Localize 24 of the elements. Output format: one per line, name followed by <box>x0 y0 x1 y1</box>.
*-*-*
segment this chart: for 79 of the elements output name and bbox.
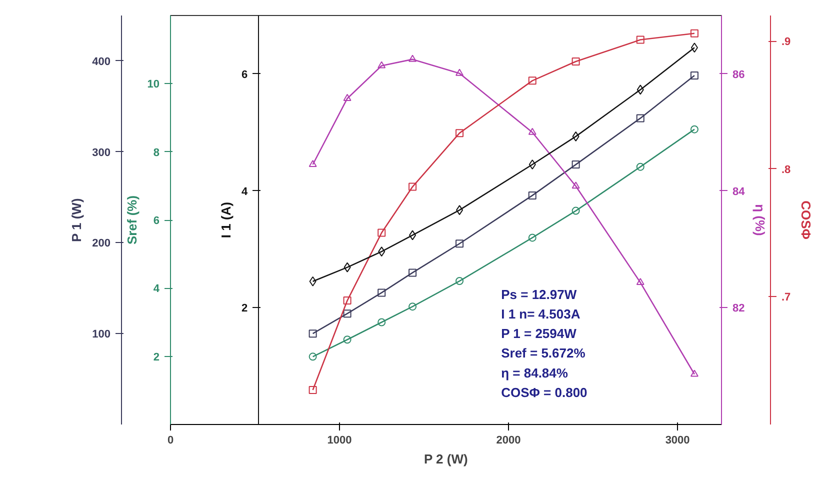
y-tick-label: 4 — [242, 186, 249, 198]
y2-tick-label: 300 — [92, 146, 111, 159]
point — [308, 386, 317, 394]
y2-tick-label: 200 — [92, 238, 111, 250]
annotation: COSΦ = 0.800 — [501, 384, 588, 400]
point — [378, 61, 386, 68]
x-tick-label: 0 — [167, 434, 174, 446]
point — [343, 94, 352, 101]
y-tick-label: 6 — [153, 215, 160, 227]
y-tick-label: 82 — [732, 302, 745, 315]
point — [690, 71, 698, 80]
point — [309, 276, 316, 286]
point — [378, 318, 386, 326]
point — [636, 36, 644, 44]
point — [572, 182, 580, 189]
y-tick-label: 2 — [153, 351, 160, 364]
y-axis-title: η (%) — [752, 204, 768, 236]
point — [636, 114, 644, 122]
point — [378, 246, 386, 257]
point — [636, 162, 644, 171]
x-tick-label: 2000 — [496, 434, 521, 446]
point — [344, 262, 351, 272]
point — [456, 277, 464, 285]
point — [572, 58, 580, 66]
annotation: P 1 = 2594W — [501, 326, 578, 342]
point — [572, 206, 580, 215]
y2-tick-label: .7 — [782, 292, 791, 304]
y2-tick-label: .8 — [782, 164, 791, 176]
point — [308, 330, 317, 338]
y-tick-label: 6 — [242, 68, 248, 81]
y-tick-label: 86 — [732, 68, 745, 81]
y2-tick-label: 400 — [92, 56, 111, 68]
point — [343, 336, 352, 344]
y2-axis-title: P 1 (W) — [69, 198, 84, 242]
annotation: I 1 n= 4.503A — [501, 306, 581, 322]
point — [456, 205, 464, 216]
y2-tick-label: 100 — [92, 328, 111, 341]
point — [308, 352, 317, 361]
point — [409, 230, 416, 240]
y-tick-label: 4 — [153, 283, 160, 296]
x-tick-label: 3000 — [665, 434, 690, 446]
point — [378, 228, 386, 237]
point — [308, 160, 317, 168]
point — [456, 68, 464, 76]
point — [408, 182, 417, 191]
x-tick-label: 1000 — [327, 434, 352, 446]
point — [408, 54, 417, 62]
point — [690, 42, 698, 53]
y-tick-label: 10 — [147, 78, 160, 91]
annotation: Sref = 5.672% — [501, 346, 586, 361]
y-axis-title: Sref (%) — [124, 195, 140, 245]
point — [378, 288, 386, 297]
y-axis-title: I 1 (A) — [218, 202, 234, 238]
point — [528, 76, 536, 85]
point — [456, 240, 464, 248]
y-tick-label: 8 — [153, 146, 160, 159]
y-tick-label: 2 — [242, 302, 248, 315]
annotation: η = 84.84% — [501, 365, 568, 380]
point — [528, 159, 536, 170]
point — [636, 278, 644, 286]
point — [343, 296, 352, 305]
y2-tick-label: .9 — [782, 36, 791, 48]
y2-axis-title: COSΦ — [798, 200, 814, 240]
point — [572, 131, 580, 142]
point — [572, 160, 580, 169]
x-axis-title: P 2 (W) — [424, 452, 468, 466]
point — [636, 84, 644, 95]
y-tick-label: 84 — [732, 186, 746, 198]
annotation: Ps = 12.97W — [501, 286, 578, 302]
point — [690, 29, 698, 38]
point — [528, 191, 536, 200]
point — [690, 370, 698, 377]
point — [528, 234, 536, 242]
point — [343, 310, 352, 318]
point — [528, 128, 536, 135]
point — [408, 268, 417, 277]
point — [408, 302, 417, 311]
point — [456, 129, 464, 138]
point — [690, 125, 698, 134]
*-*-*
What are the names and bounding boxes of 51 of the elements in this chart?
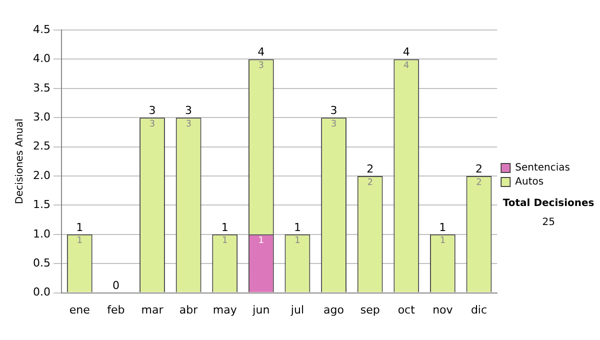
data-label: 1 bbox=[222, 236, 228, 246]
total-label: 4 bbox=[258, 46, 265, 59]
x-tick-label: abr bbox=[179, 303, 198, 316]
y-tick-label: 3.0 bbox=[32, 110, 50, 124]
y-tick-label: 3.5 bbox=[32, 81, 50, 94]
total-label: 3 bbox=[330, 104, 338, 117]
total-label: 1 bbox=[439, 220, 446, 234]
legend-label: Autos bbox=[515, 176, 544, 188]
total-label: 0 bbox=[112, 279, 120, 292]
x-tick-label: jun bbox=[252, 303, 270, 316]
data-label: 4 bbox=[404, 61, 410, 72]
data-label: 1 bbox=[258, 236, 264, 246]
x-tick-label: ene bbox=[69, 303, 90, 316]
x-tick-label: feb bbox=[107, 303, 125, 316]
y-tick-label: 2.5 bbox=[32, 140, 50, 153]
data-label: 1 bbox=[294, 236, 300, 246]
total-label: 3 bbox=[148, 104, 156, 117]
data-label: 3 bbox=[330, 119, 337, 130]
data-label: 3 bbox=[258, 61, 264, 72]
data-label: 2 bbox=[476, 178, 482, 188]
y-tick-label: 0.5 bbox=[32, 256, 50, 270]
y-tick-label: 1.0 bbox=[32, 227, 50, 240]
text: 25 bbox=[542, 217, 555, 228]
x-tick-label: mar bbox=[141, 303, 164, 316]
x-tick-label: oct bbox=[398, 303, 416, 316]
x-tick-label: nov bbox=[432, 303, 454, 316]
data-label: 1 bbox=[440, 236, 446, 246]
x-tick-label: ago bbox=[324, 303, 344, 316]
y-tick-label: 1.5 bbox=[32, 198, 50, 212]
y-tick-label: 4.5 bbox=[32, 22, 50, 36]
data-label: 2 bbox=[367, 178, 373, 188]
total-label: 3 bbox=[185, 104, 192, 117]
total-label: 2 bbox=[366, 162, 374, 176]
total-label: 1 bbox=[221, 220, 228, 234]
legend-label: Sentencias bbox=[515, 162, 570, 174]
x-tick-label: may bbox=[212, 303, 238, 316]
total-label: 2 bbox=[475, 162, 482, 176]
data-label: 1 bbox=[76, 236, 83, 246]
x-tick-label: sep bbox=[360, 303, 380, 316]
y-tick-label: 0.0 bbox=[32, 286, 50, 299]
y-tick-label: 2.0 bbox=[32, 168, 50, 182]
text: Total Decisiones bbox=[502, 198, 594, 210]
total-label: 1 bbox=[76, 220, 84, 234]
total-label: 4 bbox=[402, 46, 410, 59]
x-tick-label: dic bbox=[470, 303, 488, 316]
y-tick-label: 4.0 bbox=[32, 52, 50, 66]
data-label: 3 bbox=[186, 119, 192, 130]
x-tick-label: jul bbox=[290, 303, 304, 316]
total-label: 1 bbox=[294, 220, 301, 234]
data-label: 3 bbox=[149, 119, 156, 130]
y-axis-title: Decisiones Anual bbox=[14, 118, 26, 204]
*-*-*
▶ **DIRECTIONS**:
Rewrite the entries from the line with "segment this chart: for" up to and including the line with "y2-axis-title: P 1 (W) — [69, 198, 84, 242]", replacing "annotation" with "text-note" and keeping everything else the same. Leave the pictures out.

▶ **WRITTEN ANSWER**:
segment this chart: for 79 of the elements output name and bbox.
y-tick-label: 4 — [242, 186, 249, 198]
y2-tick-label: 300 — [92, 146, 111, 159]
point — [308, 386, 317, 394]
y2-tick-label: 200 — [92, 238, 111, 250]
text-note: COSΦ = 0.800 — [501, 384, 588, 400]
point — [378, 61, 386, 68]
x-tick-label: 0 — [167, 434, 174, 446]
point — [343, 94, 352, 101]
y-tick-label: 6 — [153, 215, 160, 227]
y-tick-label: 82 — [732, 302, 745, 315]
point — [690, 71, 698, 80]
point — [309, 276, 316, 286]
point — [378, 318, 386, 326]
point — [636, 36, 644, 44]
point — [572, 182, 580, 189]
y-tick-label: 2 — [153, 351, 160, 364]
y-axis-title: η (%) — [752, 204, 768, 236]
point — [636, 114, 644, 122]
point — [378, 246, 386, 257]
point — [636, 162, 644, 171]
x-tick-label: 2000 — [496, 434, 521, 446]
point — [344, 262, 351, 272]
point — [456, 277, 464, 285]
point — [572, 58, 580, 66]
text-note: P 1 = 2594W — [501, 326, 578, 342]
point — [572, 206, 580, 215]
y2-tick-label: .7 — [782, 292, 791, 304]
y2-tick-label: .8 — [782, 164, 791, 176]
point — [308, 330, 317, 338]
y-tick-label: 6 — [242, 68, 248, 81]
y-tick-label: 86 — [732, 68, 745, 81]
y2-tick-label: 400 — [92, 56, 111, 68]
point — [343, 336, 352, 344]
y2-axis-title: P 1 (W) — [69, 198, 84, 242]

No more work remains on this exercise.